§ Request:
Copy out the items below with "row-work-id" swapped for "row-item-id" wherever it appears. Change nothing else, and leave the pictures out.

§ Record extracts:
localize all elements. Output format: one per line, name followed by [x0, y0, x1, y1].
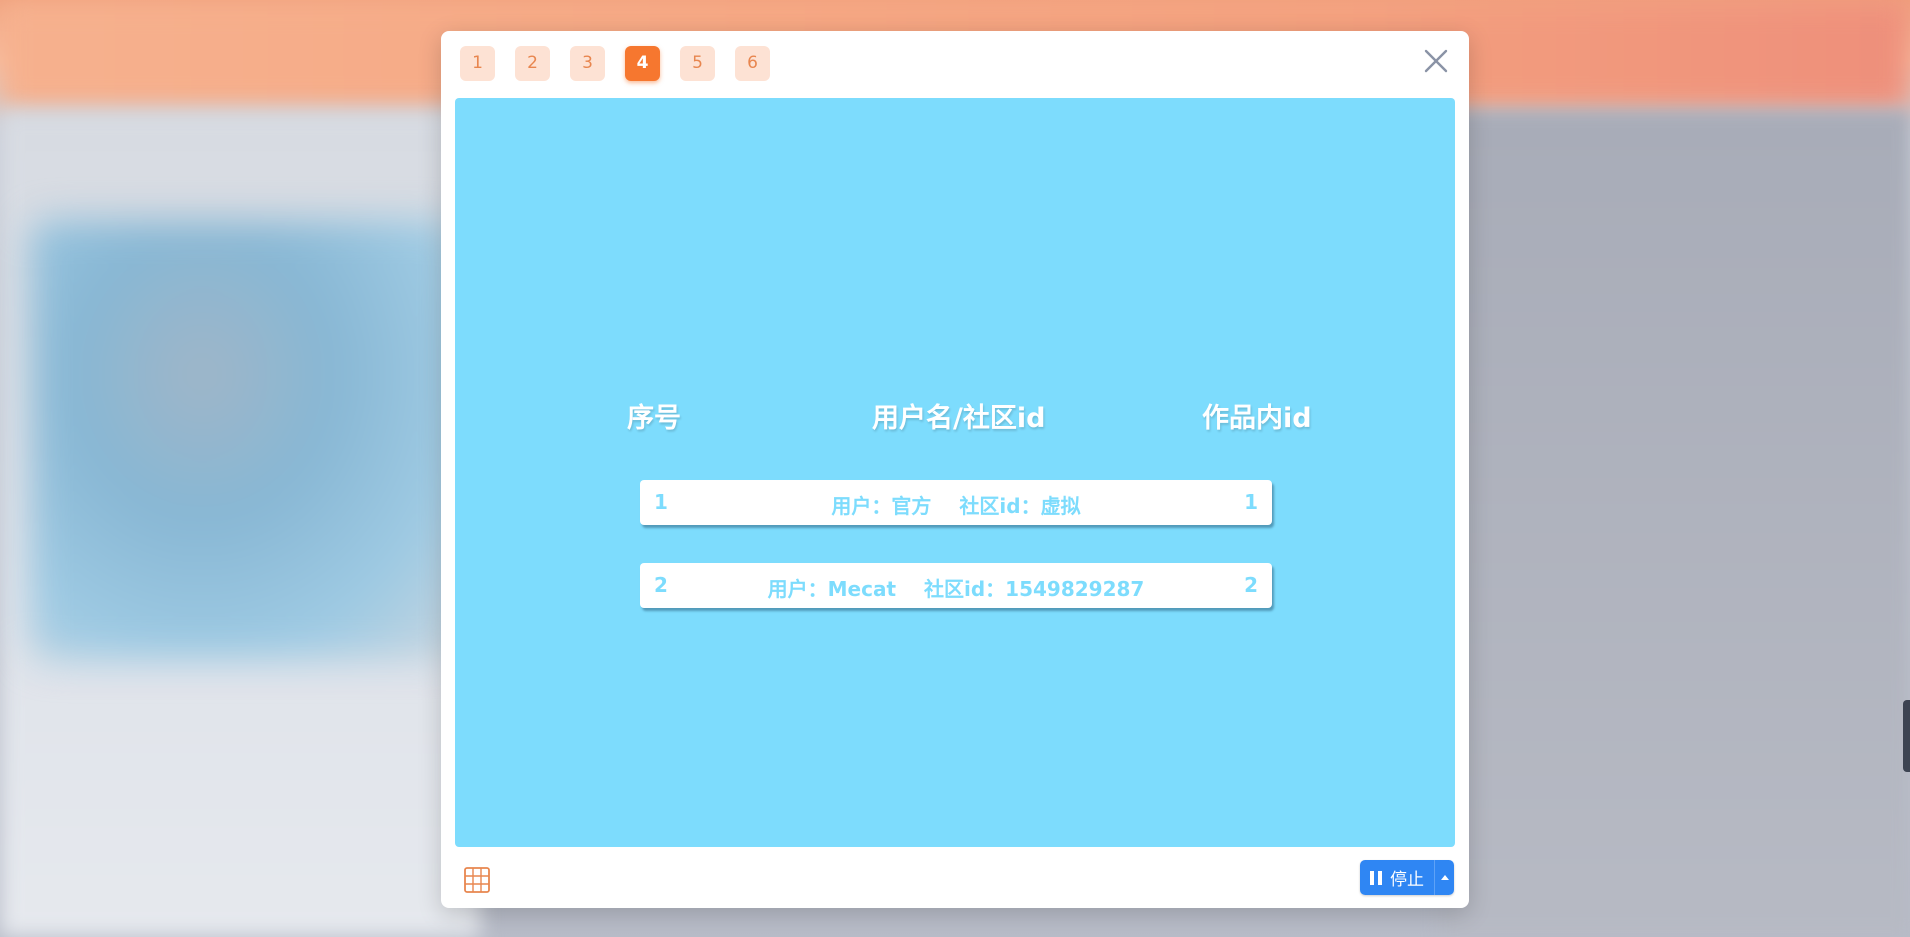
stop-button[interactable]: 停止 — [1360, 860, 1434, 895]
page-tab-4[interactable]: 4 — [625, 46, 660, 81]
row-user-info: 用户：官方 社区id：虚拟 — [640, 490, 1272, 519]
pause-icon — [1370, 870, 1382, 885]
row-user: 用户：Mecat — [767, 577, 897, 601]
close-button[interactable] — [1421, 46, 1451, 76]
stop-button-group: 停止 — [1360, 860, 1454, 895]
player-dialog: 1 2 3 4 5 6 序号 用户名/社区id 作品内id 1 用户：官方社区i… — [441, 31, 1469, 908]
row-community-id: 社区id：虚拟 — [959, 494, 1081, 518]
stage-canvas[interactable]: 序号 用户名/社区id 作品内id 1 用户：官方 社区id：虚拟 1 2 用户：… — [455, 98, 1455, 847]
page-tab-3[interactable]: 3 — [570, 46, 605, 81]
grid-icon — [464, 867, 490, 893]
side-scroll-handle[interactable] — [1903, 700, 1910, 772]
page-tab-1[interactable]: 1 — [460, 46, 495, 81]
row-work-id: 2 — [1244, 573, 1258, 597]
close-icon — [1424, 49, 1448, 73]
header-work-id: 作品内id — [1202, 403, 1312, 434]
background-right-panel — [1440, 110, 1910, 937]
row-user-info: 用户：Mecat 社区id：1549829287 — [640, 573, 1272, 602]
background-card — [30, 220, 460, 660]
table-row: 1 用户：官方 社区id：虚拟 1 — [640, 480, 1272, 525]
page-tab-2[interactable]: 2 — [515, 46, 550, 81]
header-index: 序号 — [627, 403, 681, 434]
stop-label: 停止 — [1390, 870, 1424, 890]
page-tabs: 1 2 3 4 5 6 — [460, 46, 770, 81]
row-work-id: 1 — [1244, 490, 1258, 514]
page-tab-5[interactable]: 5 — [680, 46, 715, 81]
row-community-id: 社区id：1549829287 — [924, 577, 1145, 601]
row-user: 用户：官方 — [831, 494, 932, 518]
table-row: 2 用户：Mecat 社区id：1549829287 2 — [640, 563, 1272, 608]
grid-toggle-button[interactable] — [463, 866, 491, 894]
page-tab-6[interactable]: 6 — [735, 46, 770, 81]
stop-options-toggle[interactable] — [1434, 860, 1454, 895]
header-user: 用户名/社区id — [872, 403, 1046, 434]
caret-up-icon — [1440, 875, 1449, 880]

§ Expected answer:
localize all elements. Output format: one per line, name followed by [x0, y0, x1, y1].
stop-button[interactable]: 停止 — [1360, 860, 1434, 895]
page-tab-4[interactable]: 4 — [625, 46, 660, 81]
row-user-info: 用户：官方 社区id：虚拟 — [640, 490, 1272, 519]
pause-icon — [1370, 870, 1382, 885]
row-user: 用户：Mecat — [767, 577, 897, 601]
close-button[interactable] — [1421, 46, 1451, 76]
stop-button-group: 停止 — [1360, 860, 1454, 895]
player-dialog: 1 2 3 4 5 6 序号 用户名/社区id 作品内id 1 用户：官方社区i… — [441, 31, 1469, 908]
row-community-id: 社区id：虚拟 — [959, 494, 1081, 518]
stage-canvas[interactable]: 序号 用户名/社区id 作品内id 1 用户：官方 社区id：虚拟 1 2 用户：… — [455, 98, 1455, 847]
page-tab-3[interactable]: 3 — [570, 46, 605, 81]
grid-icon — [464, 867, 490, 893]
side-scroll-handle[interactable] — [1903, 700, 1910, 772]
page-tab-1[interactable]: 1 — [460, 46, 495, 81]
row-item-id: 2 — [1244, 573, 1258, 597]
close-icon — [1424, 49, 1448, 73]
header-work-id: 作品内id — [1202, 403, 1312, 434]
background-right-panel — [1440, 110, 1910, 937]
row-user-info: 用户：Mecat 社区id：1549829287 — [640, 573, 1272, 602]
background-card — [30, 220, 460, 660]
table-row: 1 用户：官方 社区id：虚拟 1 — [640, 480, 1272, 525]
page-tab-2[interactable]: 2 — [515, 46, 550, 81]
header-index: 序号 — [627, 403, 681, 434]
stop-label: 停止 — [1390, 870, 1424, 890]
page-tabs: 1 2 3 4 5 6 — [460, 46, 770, 81]
row-item-id: 1 — [1244, 490, 1258, 514]
page-tab-5[interactable]: 5 — [680, 46, 715, 81]
row-community-id: 社区id：1549829287 — [924, 577, 1145, 601]
row-user: 用户：官方 — [831, 494, 932, 518]
table-row: 2 用户：Mecat 社区id：1549829287 2 — [640, 563, 1272, 608]
grid-toggle-button[interactable] — [463, 866, 491, 894]
page-tab-6[interactable]: 6 — [735, 46, 770, 81]
stop-options-toggle[interactable] — [1434, 860, 1454, 895]
header-user: 用户名/社区id — [872, 403, 1046, 434]
caret-up-icon — [1440, 875, 1449, 880]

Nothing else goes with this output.